▶ _TASK DESCRIPTION_: Return all entries word for word, but drop any images.

▶ _Data items_:

=====

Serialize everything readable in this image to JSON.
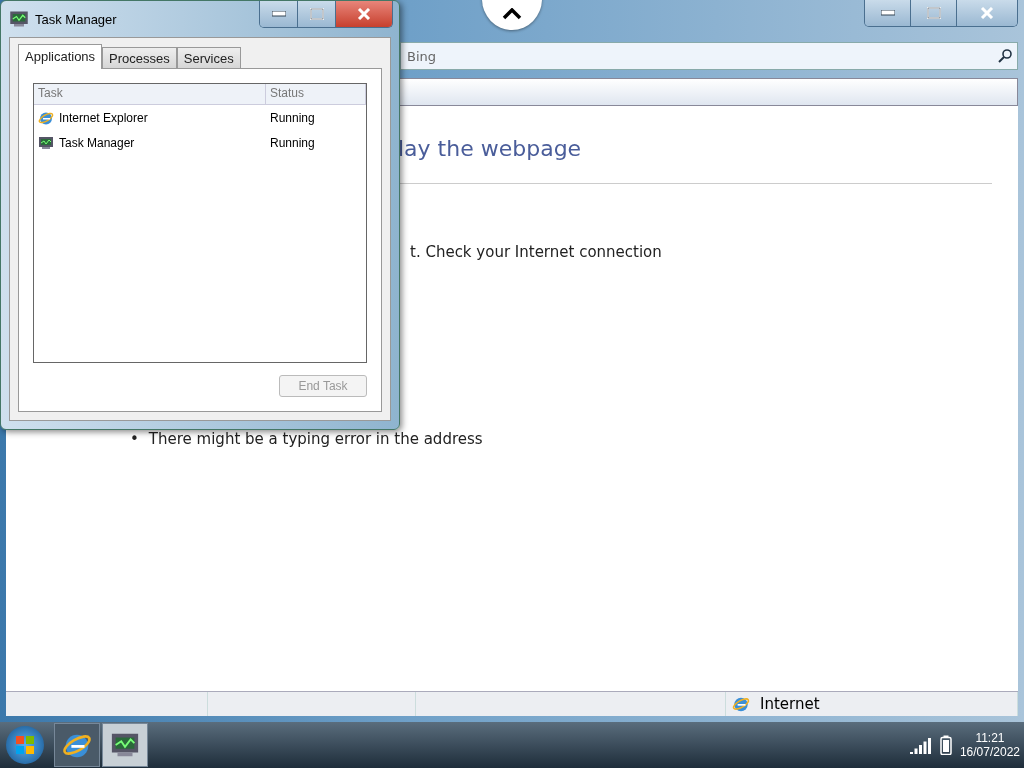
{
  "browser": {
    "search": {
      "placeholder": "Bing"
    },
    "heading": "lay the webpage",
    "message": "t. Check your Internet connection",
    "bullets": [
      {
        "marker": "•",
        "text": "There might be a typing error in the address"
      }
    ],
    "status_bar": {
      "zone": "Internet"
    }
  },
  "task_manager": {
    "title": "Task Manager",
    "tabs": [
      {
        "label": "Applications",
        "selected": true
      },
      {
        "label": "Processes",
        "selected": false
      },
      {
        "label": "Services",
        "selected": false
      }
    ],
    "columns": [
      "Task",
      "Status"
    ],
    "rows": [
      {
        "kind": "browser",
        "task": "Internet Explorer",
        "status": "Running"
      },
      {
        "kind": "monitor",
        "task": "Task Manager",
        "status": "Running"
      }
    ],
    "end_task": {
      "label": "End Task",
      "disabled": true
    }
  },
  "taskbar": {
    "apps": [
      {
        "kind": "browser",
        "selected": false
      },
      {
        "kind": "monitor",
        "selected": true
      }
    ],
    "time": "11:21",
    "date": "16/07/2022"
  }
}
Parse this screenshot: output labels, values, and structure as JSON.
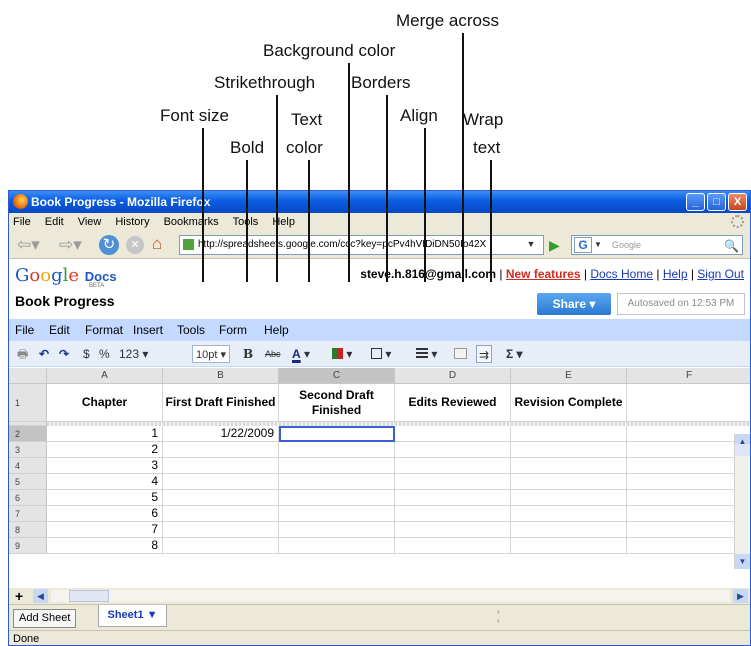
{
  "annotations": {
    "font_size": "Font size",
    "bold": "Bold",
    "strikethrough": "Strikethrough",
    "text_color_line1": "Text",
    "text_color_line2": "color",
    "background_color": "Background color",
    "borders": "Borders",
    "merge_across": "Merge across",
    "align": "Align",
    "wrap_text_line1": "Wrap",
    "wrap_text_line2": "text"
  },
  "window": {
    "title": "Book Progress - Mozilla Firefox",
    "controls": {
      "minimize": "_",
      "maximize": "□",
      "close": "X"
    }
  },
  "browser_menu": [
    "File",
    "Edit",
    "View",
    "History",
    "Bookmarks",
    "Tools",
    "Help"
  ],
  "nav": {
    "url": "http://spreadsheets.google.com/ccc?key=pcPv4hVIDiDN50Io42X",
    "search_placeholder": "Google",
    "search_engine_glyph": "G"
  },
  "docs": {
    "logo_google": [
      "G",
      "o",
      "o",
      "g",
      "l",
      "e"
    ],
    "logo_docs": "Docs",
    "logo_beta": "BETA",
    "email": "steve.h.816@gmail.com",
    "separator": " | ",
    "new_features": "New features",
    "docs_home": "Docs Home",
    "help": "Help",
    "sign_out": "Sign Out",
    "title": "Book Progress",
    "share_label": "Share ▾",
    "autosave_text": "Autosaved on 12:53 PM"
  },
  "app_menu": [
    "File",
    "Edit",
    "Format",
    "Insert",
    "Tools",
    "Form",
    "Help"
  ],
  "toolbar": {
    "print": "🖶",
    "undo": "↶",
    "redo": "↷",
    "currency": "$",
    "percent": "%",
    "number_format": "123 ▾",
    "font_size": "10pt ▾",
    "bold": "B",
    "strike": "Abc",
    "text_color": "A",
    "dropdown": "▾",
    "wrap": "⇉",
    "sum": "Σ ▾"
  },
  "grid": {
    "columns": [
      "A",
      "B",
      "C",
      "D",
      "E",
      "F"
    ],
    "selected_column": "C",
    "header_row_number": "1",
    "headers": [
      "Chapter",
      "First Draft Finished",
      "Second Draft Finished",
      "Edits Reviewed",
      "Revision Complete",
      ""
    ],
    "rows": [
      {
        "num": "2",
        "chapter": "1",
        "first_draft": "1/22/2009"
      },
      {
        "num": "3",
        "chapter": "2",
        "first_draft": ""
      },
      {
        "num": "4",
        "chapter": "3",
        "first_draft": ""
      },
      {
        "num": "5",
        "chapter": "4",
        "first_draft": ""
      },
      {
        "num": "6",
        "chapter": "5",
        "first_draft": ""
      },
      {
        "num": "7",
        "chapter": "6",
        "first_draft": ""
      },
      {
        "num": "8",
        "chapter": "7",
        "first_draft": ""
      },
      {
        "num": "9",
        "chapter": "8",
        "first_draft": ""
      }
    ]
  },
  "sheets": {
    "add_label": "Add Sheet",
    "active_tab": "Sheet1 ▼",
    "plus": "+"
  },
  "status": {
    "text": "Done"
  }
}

=====

▶ _EXERCISE RESPONSE_:
Serialize everything readable in this image to JSON.
{
  "browser": {
    "search": {
      "placeholder": "Bing"
    },
    "heading": "lay the webpage",
    "message": "t. Check your Internet connection",
    "bullets": [
      {
        "marker": "•",
        "text": "There might be a typing error in the address"
      }
    ],
    "status_bar": {
      "zone": "Internet"
    }
  },
  "task_manager": {
    "title": "Task Manager",
    "tabs": [
      {
        "label": "Applications",
        "selected": true
      },
      {
        "label": "Processes",
        "selected": false
      },
      {
        "label": "Services",
        "selected": false
      }
    ],
    "columns": [
      "Task",
      "Status"
    ],
    "rows": [
      {
        "kind": "browser",
        "task": "Internet Explorer",
        "status": "Running"
      },
      {
        "kind": "monitor",
        "task": "Task Manager",
        "status": "Running"
      }
    ],
    "end_task": {
      "label": "End Task",
      "disabled": true
    }
  },
  "taskbar": {
    "apps": [
      {
        "kind": "browser",
        "selected": false
      },
      {
        "kind": "monitor",
        "selected": true
      }
    ],
    "time": "11:21",
    "date": "16/07/2022"
  }
}
Parse this screenshot: output labels, values, and structure as JSON.
{
  "annotations": {
    "font_size": "Font size",
    "bold": "Bold",
    "strikethrough": "Strikethrough",
    "text_color_line1": "Text",
    "text_color_line2": "color",
    "background_color": "Background color",
    "borders": "Borders",
    "merge_across": "Merge across",
    "align": "Align",
    "wrap_text_line1": "Wrap",
    "wrap_text_line2": "text"
  },
  "window": {
    "title": "Book Progress - Mozilla Firefox",
    "controls": {
      "minimize": "_",
      "maximize": "□",
      "close": "X"
    }
  },
  "browser_menu": [
    "File",
    "Edit",
    "View",
    "History",
    "Bookmarks",
    "Tools",
    "Help"
  ],
  "nav": {
    "url": "http://spreadsheets.google.com/ccc?key=pcPv4hVIDiDN50Io42X",
    "search_placeholder": "Google",
    "search_engine_glyph": "G"
  },
  "docs": {
    "logo_google": [
      "G",
      "o",
      "o",
      "g",
      "l",
      "e"
    ],
    "logo_docs": "Docs",
    "logo_beta": "BETA",
    "email": "steve.h.816@gmail.com",
    "separator": " | ",
    "new_features": "New features",
    "docs_home": "Docs Home",
    "help": "Help",
    "sign_out": "Sign Out",
    "title": "Book Progress",
    "share_label": "Share ▾",
    "autosave_text": "Autosaved on 12:53 PM"
  },
  "app_menu": [
    "File",
    "Edit",
    "Format",
    "Insert",
    "Tools",
    "Form",
    "Help"
  ],
  "toolbar": {
    "print": "🖶",
    "undo": "↶",
    "redo": "↷",
    "currency": "$",
    "percent": "%",
    "number_format": "123 ▾",
    "font_size": "10pt ▾",
    "bold": "B",
    "strike": "Abc",
    "text_color": "A",
    "dropdown": "▾",
    "wrap": "⇉",
    "sum": "Σ ▾"
  },
  "grid": {
    "columns": [
      "A",
      "B",
      "C",
      "D",
      "E",
      "F"
    ],
    "selected_column": "C",
    "header_row_number": "1",
    "headers": [
      "Chapter",
      "First Draft Finished",
      "Second Draft Finished",
      "Edits Reviewed",
      "Revision Complete",
      ""
    ],
    "rows": [
      {
        "num": "2",
        "chapter": "1",
        "first_draft": "1/22/2009"
      },
      {
        "num": "3",
        "chapter": "2",
        "first_draft": ""
      },
      {
        "num": "4",
        "chapter": "3",
        "first_draft": ""
      },
      {
        "num": "5",
        "chapter": "4",
        "first_draft": ""
      },
      {
        "num": "6",
        "chapter": "5",
        "first_draft": ""
      },
      {
        "num": "7",
        "chapter": "6",
        "first_draft": ""
      },
      {
        "num": "8",
        "chapter": "7",
        "first_draft": ""
      },
      {
        "num": "9",
        "chapter": "8",
        "first_draft": ""
      }
    ]
  },
  "sheets": {
    "add_label": "Add Sheet",
    "active_tab": "Sheet1 ▼",
    "plus": "+"
  },
  "status": {
    "text": "Done"
  }
}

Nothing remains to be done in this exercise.